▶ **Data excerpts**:

[BEGIN]

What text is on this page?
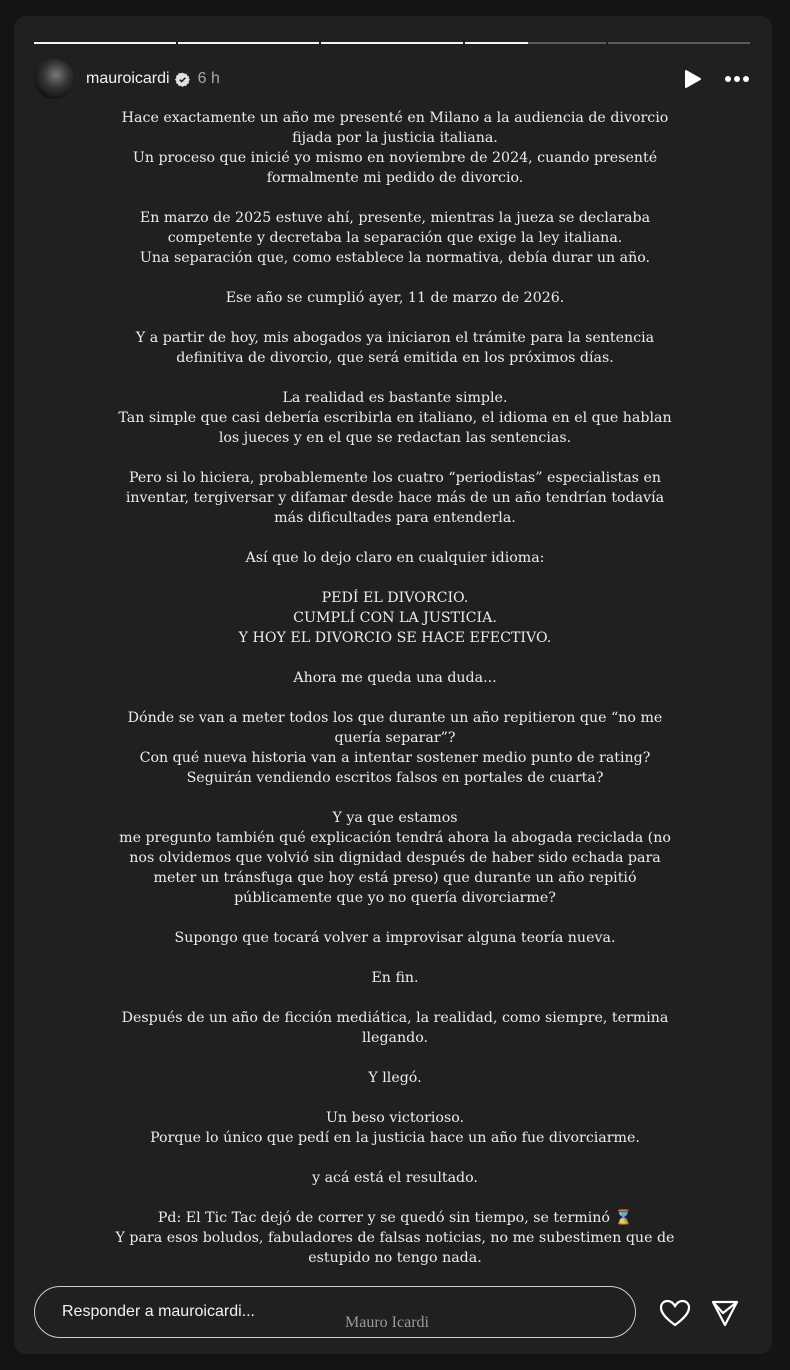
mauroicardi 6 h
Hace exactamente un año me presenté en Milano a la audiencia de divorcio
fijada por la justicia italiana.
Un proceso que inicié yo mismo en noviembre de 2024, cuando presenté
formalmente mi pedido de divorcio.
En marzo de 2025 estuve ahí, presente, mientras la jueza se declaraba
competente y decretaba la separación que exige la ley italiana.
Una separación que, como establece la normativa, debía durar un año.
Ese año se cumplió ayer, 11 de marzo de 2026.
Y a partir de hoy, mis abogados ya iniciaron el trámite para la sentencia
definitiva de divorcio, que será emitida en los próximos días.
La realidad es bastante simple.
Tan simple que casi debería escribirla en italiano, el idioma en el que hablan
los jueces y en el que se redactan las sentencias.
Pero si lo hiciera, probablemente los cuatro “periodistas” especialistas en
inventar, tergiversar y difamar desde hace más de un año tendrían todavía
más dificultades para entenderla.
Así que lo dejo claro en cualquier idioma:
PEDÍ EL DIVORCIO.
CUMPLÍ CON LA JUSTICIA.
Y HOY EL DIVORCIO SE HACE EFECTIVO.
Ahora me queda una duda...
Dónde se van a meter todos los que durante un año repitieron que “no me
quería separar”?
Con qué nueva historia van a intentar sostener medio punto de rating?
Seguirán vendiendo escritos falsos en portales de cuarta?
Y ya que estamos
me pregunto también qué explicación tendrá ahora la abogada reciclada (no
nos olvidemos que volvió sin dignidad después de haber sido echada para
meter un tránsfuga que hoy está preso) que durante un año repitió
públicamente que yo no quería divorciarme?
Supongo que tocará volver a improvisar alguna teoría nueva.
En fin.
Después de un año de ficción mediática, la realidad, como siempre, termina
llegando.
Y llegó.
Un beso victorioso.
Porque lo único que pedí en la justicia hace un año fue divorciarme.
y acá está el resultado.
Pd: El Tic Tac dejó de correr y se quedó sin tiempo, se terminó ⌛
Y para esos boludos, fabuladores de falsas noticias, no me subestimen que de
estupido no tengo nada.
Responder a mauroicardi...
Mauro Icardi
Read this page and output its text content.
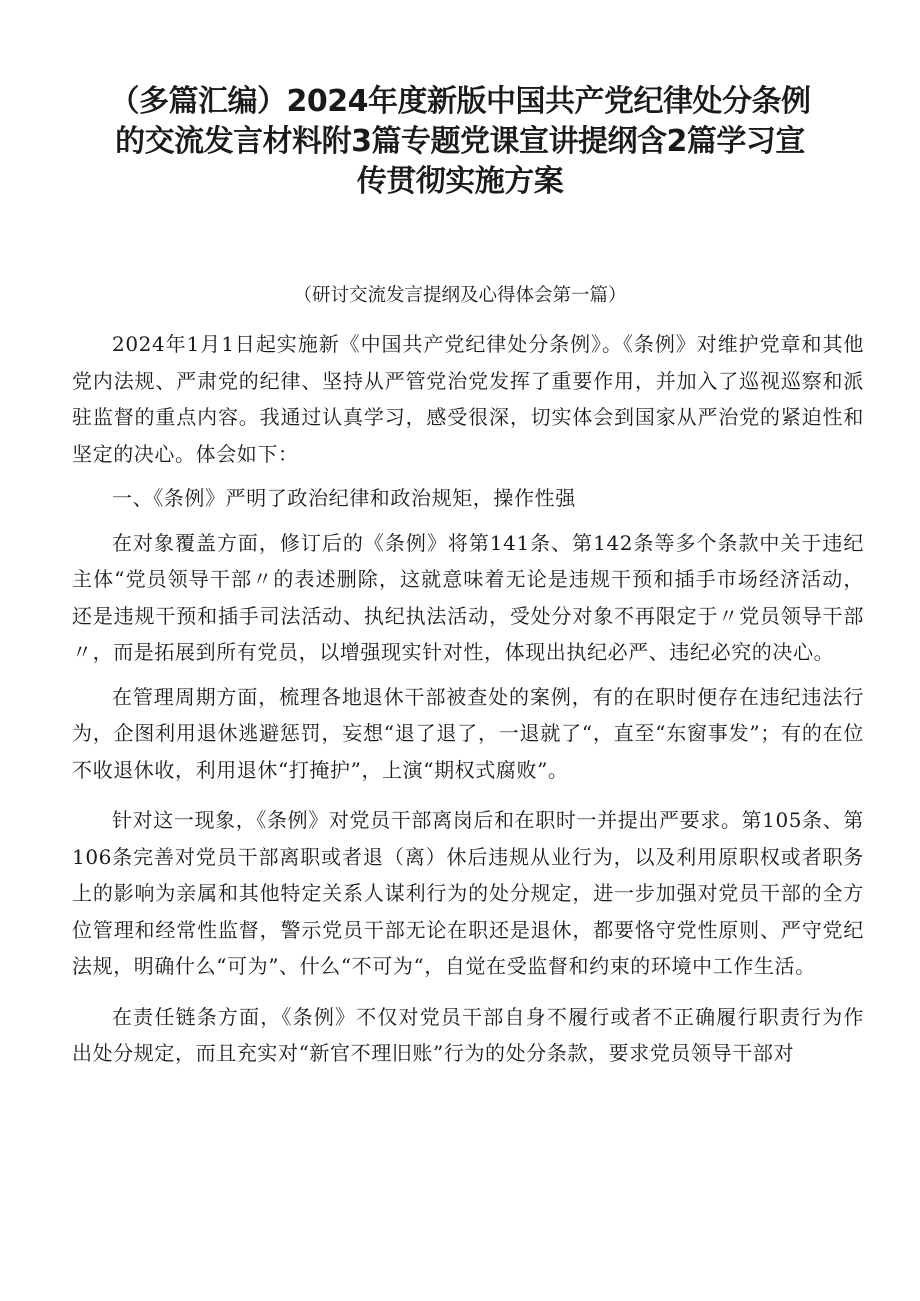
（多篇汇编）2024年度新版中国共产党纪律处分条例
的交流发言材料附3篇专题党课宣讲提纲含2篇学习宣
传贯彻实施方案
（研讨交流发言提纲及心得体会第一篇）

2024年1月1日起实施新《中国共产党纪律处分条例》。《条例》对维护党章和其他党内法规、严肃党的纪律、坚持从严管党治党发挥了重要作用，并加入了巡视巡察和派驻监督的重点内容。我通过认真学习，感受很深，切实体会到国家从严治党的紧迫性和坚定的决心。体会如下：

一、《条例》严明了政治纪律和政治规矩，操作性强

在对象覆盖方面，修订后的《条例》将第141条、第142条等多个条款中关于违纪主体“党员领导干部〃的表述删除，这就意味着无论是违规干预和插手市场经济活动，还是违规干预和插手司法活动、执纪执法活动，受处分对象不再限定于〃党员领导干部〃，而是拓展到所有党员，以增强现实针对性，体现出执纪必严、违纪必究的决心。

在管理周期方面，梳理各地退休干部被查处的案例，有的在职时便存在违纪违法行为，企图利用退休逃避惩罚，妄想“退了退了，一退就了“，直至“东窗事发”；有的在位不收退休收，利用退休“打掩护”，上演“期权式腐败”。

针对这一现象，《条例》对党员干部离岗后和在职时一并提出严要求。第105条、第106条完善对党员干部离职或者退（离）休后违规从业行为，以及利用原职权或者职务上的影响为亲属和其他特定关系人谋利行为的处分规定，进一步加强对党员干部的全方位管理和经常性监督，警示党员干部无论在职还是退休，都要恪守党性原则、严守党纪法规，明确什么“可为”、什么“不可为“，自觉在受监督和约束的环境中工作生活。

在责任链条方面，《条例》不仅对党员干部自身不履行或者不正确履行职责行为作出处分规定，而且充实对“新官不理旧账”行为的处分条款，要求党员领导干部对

[END]

Omit the pictures, and quote the material above exactly as given.

What text is on this page?
mauroicardi 6 h
Hace exactamente un año me presenté en Milano a la audiencia de divorcio
fijada por la justicia italiana.
Un proceso que inicié yo mismo en noviembre de 2024, cuando presenté
formalmente mi pedido de divorcio.
En marzo de 2025 estuve ahí, presente, mientras la jueza se declaraba
competente y decretaba la separación que exige la ley italiana.
Una separación que, como establece la normativa, debía durar un año.
Ese año se cumplió ayer, 11 de marzo de 2026.
Y a partir de hoy, mis abogados ya iniciaron el trámite para la sentencia
definitiva de divorcio, que será emitida en los próximos días.
La realidad es bastante simple.
Tan simple que casi debería escribirla en italiano, el idioma en el que hablan
los jueces y en el que se redactan las sentencias.
Pero si lo hiciera, probablemente los cuatro “periodistas” especialistas en
inventar, tergiversar y difamar desde hace más de un año tendrían todavía
más dificultades para entenderla.
Así que lo dejo claro en cualquier idioma:
PEDÍ EL DIVORCIO.
CUMPLÍ CON LA JUSTICIA.
Y HOY EL DIVORCIO SE HACE EFECTIVO.
Ahora me queda una duda...
Dónde se van a meter todos los que durante un año repitieron que “no me
quería separar”?
Con qué nueva historia van a intentar sostener medio punto de rating?
Seguirán vendiendo escritos falsos en portales de cuarta?
Y ya que estamos
me pregunto también qué explicación tendrá ahora la abogada reciclada (no
nos olvidemos que volvió sin dignidad después de haber sido echada para
meter un tránsfuga que hoy está preso) que durante un año repitió
públicamente que yo no quería divorciarme?
Supongo que tocará volver a improvisar alguna teoría nueva.
En fin.
Después de un año de ficción mediática, la realidad, como siempre, termina
llegando.
Y llegó.
Un beso victorioso.
Porque lo único que pedí en la justicia hace un año fue divorciarme.
y acá está el resultado.
Pd: El Tic Tac dejó de correr y se quedó sin tiempo, se terminó ⌛
Y para esos boludos, fabuladores de falsas noticias, no me subestimen que de
estupido no tengo nada.
Responder a mauroicardi...
Mauro Icardi
Read this page and output its text content.
（多篇汇编）2024年度新版中国共产党纪律处分条例
的交流发言材料附3篇专题党课宣讲提纲含2篇学习宣
传贯彻实施方案
（研讨交流发言提纲及心得体会第一篇）

2024年1月1日起实施新《中国共产党纪律处分条例》。《条例》对维护党章和其他党内法规、严肃党的纪律、坚持从严管党治党发挥了重要作用，并加入了巡视巡察和派驻监督的重点内容。我通过认真学习，感受很深，切实体会到国家从严治党的紧迫性和坚定的决心。体会如下：

一、《条例》严明了政治纪律和政治规矩，操作性强

在对象覆盖方面，修订后的《条例》将第141条、第142条等多个条款中关于违纪主体“党员领导干部〃的表述删除，这就意味着无论是违规干预和插手市场经济活动，还是违规干预和插手司法活动、执纪执法活动，受处分对象不再限定于〃党员领导干部〃，而是拓展到所有党员，以增强现实针对性，体现出执纪必严、违纪必究的决心。

在管理周期方面，梳理各地退休干部被查处的案例，有的在职时便存在违纪违法行为，企图利用退休逃避惩罚，妄想“退了退了，一退就了“，直至“东窗事发”；有的在位不收退休收，利用退休“打掩护”，上演“期权式腐败”。

针对这一现象，《条例》对党员干部离岗后和在职时一并提出严要求。第105条、第106条完善对党员干部离职或者退（离）休后违规从业行为，以及利用原职权或者职务上的影响为亲属和其他特定关系人谋利行为的处分规定，进一步加强对党员干部的全方位管理和经常性监督，警示党员干部无论在职还是退休，都要恪守党性原则、严守党纪法规，明确什么“可为”、什么“不可为“，自觉在受监督和约束的环境中工作生活。

在责任链条方面，《条例》不仅对党员干部自身不履行或者不正确履行职责行为作出处分规定，而且充实对“新官不理旧账”行为的处分条款，要求党员领导干部对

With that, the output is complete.